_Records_
....

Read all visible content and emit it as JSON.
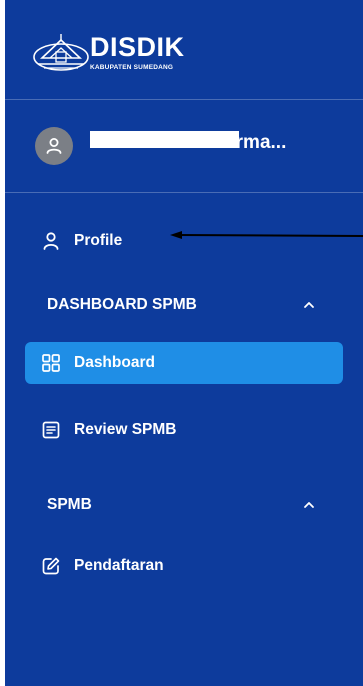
{
  "brand": {
    "title": "DISDIK",
    "subtitle": "KABUPATEN SUMEDANG"
  },
  "user": {
    "name": "Alika Ghania Herma..."
  },
  "nav": {
    "profile_label": "Profile",
    "sections": [
      {
        "title": "DASHBOARD SPMB",
        "items": [
          {
            "label": "Dashboard",
            "icon": "dashboard-grid-icon",
            "active": true
          },
          {
            "label": "Review SPMB",
            "icon": "review-list-icon",
            "active": false
          }
        ]
      },
      {
        "title": "SPMB",
        "items": [
          {
            "label": "Pendaftaran",
            "icon": "edit-square-icon",
            "active": false
          }
        ]
      }
    ]
  },
  "colors": {
    "sidebar_bg": "#0d3b9c",
    "active_bg": "#1f8ee6",
    "text": "#ffffff",
    "avatar_bg": "#7b7f86"
  }
}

....

_Task description_
Look for the word "icon" and return every line where it occurs.

_Result below_
            "icon": "dashboard-grid-icon",
            "icon": "review-list-icon",
            "icon": "edit-square-icon",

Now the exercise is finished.